[Figure content listings]
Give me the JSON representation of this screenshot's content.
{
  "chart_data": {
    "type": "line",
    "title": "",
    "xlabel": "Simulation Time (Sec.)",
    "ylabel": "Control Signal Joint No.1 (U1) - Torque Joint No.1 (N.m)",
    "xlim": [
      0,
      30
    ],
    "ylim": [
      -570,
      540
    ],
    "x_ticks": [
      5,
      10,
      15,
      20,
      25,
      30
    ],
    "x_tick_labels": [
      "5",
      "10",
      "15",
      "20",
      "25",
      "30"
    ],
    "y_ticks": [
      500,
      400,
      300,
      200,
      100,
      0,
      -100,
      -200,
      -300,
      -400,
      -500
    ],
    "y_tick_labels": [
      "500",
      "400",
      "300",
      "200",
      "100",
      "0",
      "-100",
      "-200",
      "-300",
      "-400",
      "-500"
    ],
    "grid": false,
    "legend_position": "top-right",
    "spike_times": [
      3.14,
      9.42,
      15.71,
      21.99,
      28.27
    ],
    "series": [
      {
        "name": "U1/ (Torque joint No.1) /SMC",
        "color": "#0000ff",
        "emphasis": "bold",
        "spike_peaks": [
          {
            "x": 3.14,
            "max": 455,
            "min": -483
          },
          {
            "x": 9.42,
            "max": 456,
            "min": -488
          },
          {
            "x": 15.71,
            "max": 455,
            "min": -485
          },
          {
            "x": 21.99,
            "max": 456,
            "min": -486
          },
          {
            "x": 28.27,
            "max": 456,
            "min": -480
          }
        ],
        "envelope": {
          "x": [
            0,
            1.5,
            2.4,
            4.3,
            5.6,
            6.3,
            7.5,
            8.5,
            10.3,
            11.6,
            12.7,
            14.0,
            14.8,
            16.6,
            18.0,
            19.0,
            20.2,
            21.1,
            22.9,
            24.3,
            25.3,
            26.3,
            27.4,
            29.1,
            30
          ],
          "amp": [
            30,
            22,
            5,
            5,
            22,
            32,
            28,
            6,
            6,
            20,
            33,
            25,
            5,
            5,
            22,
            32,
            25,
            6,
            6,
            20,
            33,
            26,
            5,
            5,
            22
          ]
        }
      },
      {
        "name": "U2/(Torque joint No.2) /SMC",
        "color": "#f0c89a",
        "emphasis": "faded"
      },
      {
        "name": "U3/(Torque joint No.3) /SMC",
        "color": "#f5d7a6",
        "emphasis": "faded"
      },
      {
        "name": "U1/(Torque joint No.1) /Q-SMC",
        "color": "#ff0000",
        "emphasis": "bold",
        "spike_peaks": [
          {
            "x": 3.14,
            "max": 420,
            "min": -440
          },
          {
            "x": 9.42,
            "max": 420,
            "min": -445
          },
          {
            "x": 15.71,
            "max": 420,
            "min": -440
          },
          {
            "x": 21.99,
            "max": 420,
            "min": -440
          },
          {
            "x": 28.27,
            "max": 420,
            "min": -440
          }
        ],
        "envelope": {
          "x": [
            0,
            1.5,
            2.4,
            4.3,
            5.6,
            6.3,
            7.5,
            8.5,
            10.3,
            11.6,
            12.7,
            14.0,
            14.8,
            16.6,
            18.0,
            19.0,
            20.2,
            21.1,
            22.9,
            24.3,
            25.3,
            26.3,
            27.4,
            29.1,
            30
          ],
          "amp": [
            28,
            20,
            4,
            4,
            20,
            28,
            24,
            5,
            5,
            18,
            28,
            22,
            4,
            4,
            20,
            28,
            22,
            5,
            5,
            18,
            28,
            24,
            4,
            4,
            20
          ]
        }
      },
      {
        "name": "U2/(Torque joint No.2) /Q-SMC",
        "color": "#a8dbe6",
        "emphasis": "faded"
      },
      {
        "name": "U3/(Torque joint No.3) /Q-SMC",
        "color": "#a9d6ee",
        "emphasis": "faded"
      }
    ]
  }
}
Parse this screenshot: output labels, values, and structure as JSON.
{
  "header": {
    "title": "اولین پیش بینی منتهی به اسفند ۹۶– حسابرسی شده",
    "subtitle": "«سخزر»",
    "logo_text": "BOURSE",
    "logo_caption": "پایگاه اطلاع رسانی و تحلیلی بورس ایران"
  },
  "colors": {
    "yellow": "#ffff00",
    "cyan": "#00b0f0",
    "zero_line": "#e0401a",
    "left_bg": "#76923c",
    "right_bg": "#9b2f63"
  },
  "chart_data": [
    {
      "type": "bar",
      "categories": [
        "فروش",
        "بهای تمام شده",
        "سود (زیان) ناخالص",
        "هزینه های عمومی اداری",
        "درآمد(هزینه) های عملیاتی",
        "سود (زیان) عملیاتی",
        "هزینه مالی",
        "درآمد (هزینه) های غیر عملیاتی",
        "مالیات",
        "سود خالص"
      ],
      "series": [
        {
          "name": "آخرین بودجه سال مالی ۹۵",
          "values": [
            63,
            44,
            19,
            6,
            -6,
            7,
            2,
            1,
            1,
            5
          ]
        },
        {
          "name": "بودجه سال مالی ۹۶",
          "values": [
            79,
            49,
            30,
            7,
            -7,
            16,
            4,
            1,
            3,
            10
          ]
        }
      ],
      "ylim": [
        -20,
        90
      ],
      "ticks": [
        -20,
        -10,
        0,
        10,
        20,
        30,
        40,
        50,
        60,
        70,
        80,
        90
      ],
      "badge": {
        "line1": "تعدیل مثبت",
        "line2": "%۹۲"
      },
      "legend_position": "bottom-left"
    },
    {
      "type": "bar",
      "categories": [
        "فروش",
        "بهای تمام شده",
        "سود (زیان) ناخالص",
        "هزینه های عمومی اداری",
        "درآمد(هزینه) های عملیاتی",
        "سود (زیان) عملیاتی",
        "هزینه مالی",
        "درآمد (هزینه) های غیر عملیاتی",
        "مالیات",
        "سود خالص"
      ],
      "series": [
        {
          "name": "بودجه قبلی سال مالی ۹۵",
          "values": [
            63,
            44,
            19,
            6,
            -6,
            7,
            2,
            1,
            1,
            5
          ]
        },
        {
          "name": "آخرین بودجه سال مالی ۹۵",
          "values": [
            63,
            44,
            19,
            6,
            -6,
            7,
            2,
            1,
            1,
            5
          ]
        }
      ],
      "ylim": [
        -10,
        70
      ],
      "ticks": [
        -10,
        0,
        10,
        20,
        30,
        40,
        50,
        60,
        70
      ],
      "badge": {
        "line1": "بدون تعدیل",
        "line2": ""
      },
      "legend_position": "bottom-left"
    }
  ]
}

**Problem details**
Extract each line holding the string "screenshot".

**Task output**
Give me the JSON representation of this screenshot's content.
Parse this screenshot: output labels, values, and structure as JSON.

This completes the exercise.